* Work instructions:
Filter these entries, keeping only lines that hold the word "Роснедрами".

Saved data entries:
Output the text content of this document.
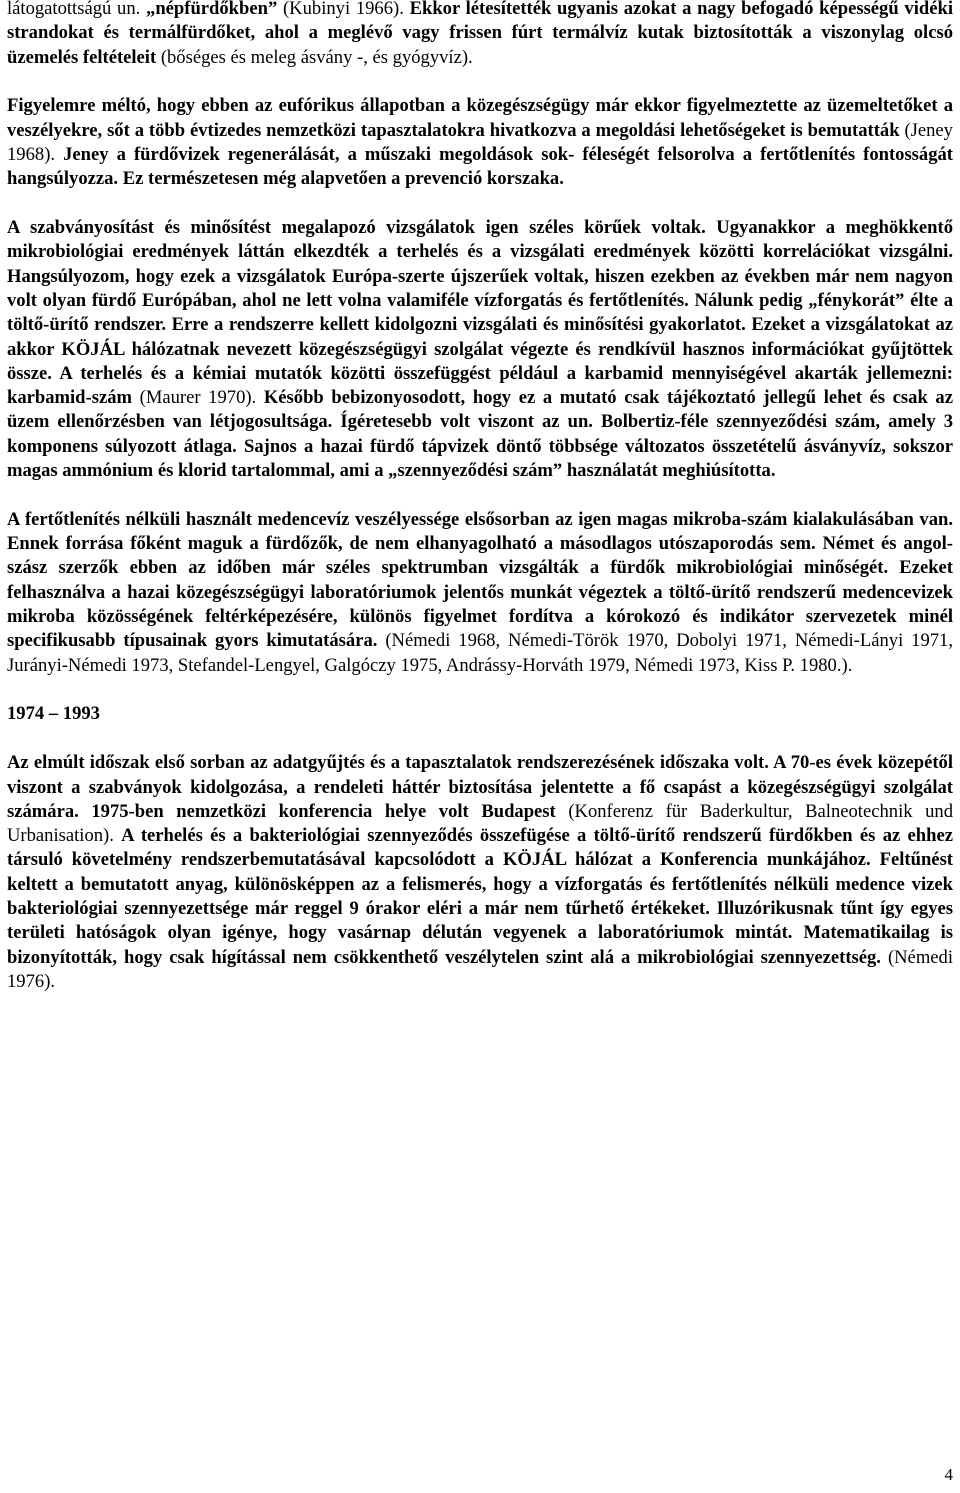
látogatottságú un. „népfürdőkben” (Kubinyi 1966). Ekkor létesítették ugyanis azokat a nagy befogadó képességű vidéki strandokat és termálfürdőket, ahol a meglévő vagy frissen fúrt termálvíz kutak biztosították a viszonylag olcsó üzemelés feltételeit (bőséges és meleg ásvány -, és gyógyvíz).

Figyelemre méltó, hogy ebben az eufórikus állapotban a közegészségügy már ekkor figyelmeztette az üzemeltetőket a veszélyekre, sőt a több évtizedes nemzetközi tapasztalatokra hivatkozva a megoldási lehetőségeket is bemutatták (Jeney 1968). Jeney a fürdővizek regenerálását, a műszaki megoldások sok- féleségét felsorolva a fertőtlenítés fontosságát hangsúlyozza. Ez természetesen még alapvetően a prevenció korszaka.

A szabványosítást és minősítést megalapozó vizsgálatok igen széles körűek voltak. Ugyanakkor a meghökkentő mikrobiológiai eredmények láttán elkezdték a terhelés és a vizsgálati eredmények közötti korrelációkat vizsgálni. Hangsúlyozom, hogy ezek a vizsgálatok Európa-szerte újszerűek voltak, hiszen ezekben az években már nem nagyon volt olyan fürdő Európában, ahol ne lett volna valamiféle vízforgatás és fertőtlenítés. Nálunk pedig „fénykorát” élte a töltő-ürítő rendszer. Erre a rendszerre kellett kidolgozni vizsgálati és minősítési gyakorlatot. Ezeket a vizsgálatokat az akkor KÖJÁL hálózatnak nevezett közegészségügyi szolgálat végezte és rendkívül hasznos információkat gyűjtöttek össze. A terhelés és a kémiai mutatók közötti összefüggést például a karbamid mennyiségével akarták jellemezni: karbamid-szám (Maurer 1970). Később bebizonyosodott, hogy ez a mutató csak tájékoztató jellegű lehet és csak az üzem ellenőrzésben van létjogosultsága. Ígéretesebb volt viszont az un. Bolbertiz-féle szennyeződési szám, amely 3 komponens súlyozott átlaga. Sajnos a hazai fürdő tápvizek döntő többsége változatos összetételű ásványvíz, sokszor magas ammónium és klorid tartalommal, ami a „szennyeződési szám” használatát meghiúsította.

A fertőtlenítés nélküli használt medencevíz veszélyessége elsősorban az igen magas mikroba-szám kialakulásában van. Ennek forrása főként maguk a fürdőzők, de nem elhanyagolható a másodlagos utószaporodás sem. Német és angol-szász szerzők ebben az időben már széles spektrumban vizsgálták a fürdők mikrobiológiai minőségét. Ezeket felhasználva a hazai közegészségügyi laboratóriumok jelentős munkát végeztek a töltő-ürítő rendszerű medencevizek mikroba közösségének feltérképezésére, különös figyelmet fordítva a kórokozó és indikátor szervezetek minél specifikusabb típusainak gyors kimutatására. (Némedi 1968, Némedi-Török 1970, Dobolyi 1971, Némedi-Lányi 1971, Jurányi-Némedi 1973, Stefandel-Lengyel, Galgóczy 1975, Andrássy-Horváth 1979, Némedi 1973, Kiss P. 1980.).

1974 – 1993

Az elmúlt időszak első sorban az adatgyűjtés és a tapasztalatok rendszerezésének időszaka volt. A 70-es évek közepétől viszont a szabványok kidolgozása, a rendeleti háttér biztosítása jelentette a fő csapást a közegészségügyi szolgálat számára. 1975-ben nemzetközi konferencia helye volt Budapest (Konferenz für Baderkultur, Balneotechnik und Urbanisation). A terhelés és a bakteriológiai szennyeződés összefügése a töltő-ürítő rendszerű fürdőkben és az ehhez társuló követelmény rendszerbemutatásával kapcsolódott a KÖJÁL hálózat a Konferencia munkájához. Feltűnést keltett a bemutatott anyag, különösképpen az a felismerés, hogy a vízforgatás és fertőtlenítés nélküli medence vizek bakteriológiai szennyezettsége már reggel 9 órakor eléri a már nem tűrhető értékeket. Illuzórikusnak tűnt így egyes területi hatóságok olyan igénye, hogy vasárnap délután vegyenek a laboratóriumok mintát. Matematikailag is bizonyították, hogy csak hígítással nem csökkenthető veszélytelen szint alá a mikrobiológiai szennyezettség. (Némedi 1976).

4
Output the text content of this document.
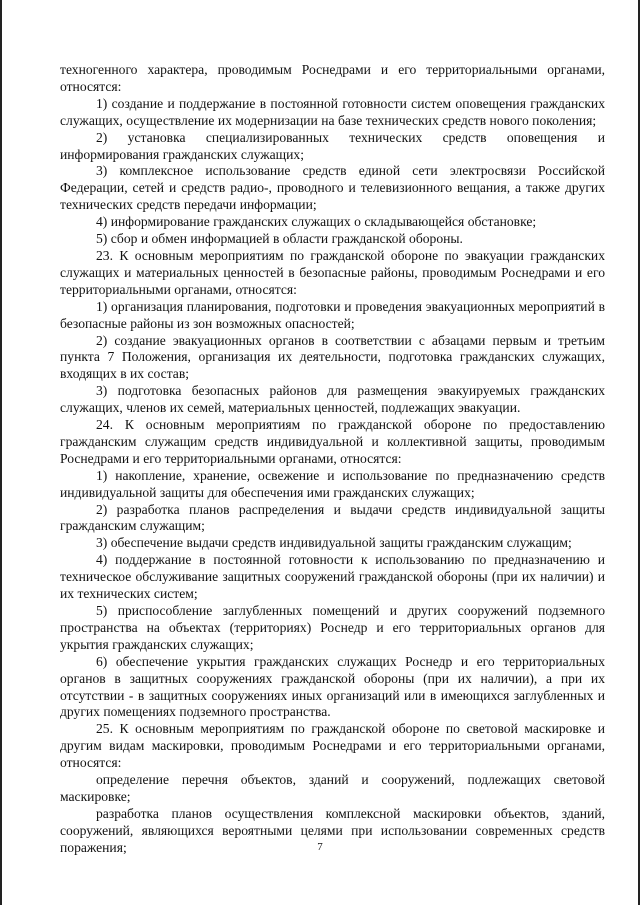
техногенного характера, проводимым Роснедрами и его территориальными органами, относятся:

1) создание и поддержание в постоянной готовности систем оповещения гражданских служащих, осуществление их модернизации на базе технических средств нового поколения;

2) установка специализированных технических средств оповещения и информирования гражданских служащих;

3) комплексное использование средств единой сети электросвязи Российской Федерации, сетей и средств радио-, проводного и телевизионного вещания, а также других технических средств передачи информации;

4) информирование гражданских служащих о складывающейся обстановке;

5) сбор и обмен информацией в области гражданской обороны.

23. К основным мероприятиям по гражданской обороне по эвакуации гражданских служащих и материальных ценностей в безопасные районы, проводимым Роснедрами и его территориальными органами, относятся:

1) организация планирования, подготовки и проведения эвакуационных мероприятий в безопасные районы из зон возможных опасностей;

2) создание эвакуационных органов в соответствии с абзацами первым и третьим пункта 7 Положения, организация их деятельности, подготовка гражданских служащих, входящих в их состав;

3) подготовка безопасных районов для размещения эвакуируемых гражданских служащих, членов их семей, материальных ценностей, подлежащих эвакуации.

24. К основным мероприятиям по гражданской обороне по предоставлению гражданским служащим средств индивидуальной и коллективной защиты, проводимым Роснедрами и его территориальными органами, относятся:

1) накопление, хранение, освежение и использование по предназначению средств индивидуальной защиты для обеспечения ими гражданских служащих;

2) разработка планов распределения и выдачи средств индивидуальной защиты гражданским служащим;

3) обеспечение выдачи средств индивидуальной защиты гражданским служащим;

4) поддержание в постоянной готовности к использованию по предназначению и техническое обслуживание защитных сооружений гражданской обороны (при их наличии) и их технических систем;

5) приспособление заглубленных помещений и других сооружений подземного пространства на объектах (территориях) Роснедр и его территориальных органов для укрытия гражданских служащих;

6) обеспечение укрытия гражданских служащих Роснедр и его территориальных органов в защитных сооружениях гражданской обороны (при их наличии), а при их отсутствии - в защитных сооружениях иных организаций или в имеющихся заглубленных и других помещениях подземного пространства.

25. К основным мероприятиям по гражданской обороне по световой маскировке и другим видам маскировки, проводимым Роснедрами и его территориальными органами, относятся:

определение перечня объектов, зданий и сооружений, подлежащих световой маскировке;

разработка планов осуществления комплексной маскировки объектов, зданий, сооружений, являющихся вероятными целями при использовании современных средств поражения;	7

* Finished exercise:
техногенного характера, проводимым Роснедрами и его территориальными органами, относятся:
23. К основным мероприятиям по гражданской обороне по эвакуации гражданских служащих и материальных ценностей в безопасные районы, проводимым Роснедрами и его территориальными органами, относятся:
24. К основным мероприятиям по гражданской обороне по предоставлению гражданским служащим средств индивидуальной и коллективной защиты, проводимым Роснедрами и его территориальными органами, относятся:
25. К основным мероприятиям по гражданской обороне по световой маскировке и другим видам маскировки, проводимым Роснедрами и его территориальными органами, относятся:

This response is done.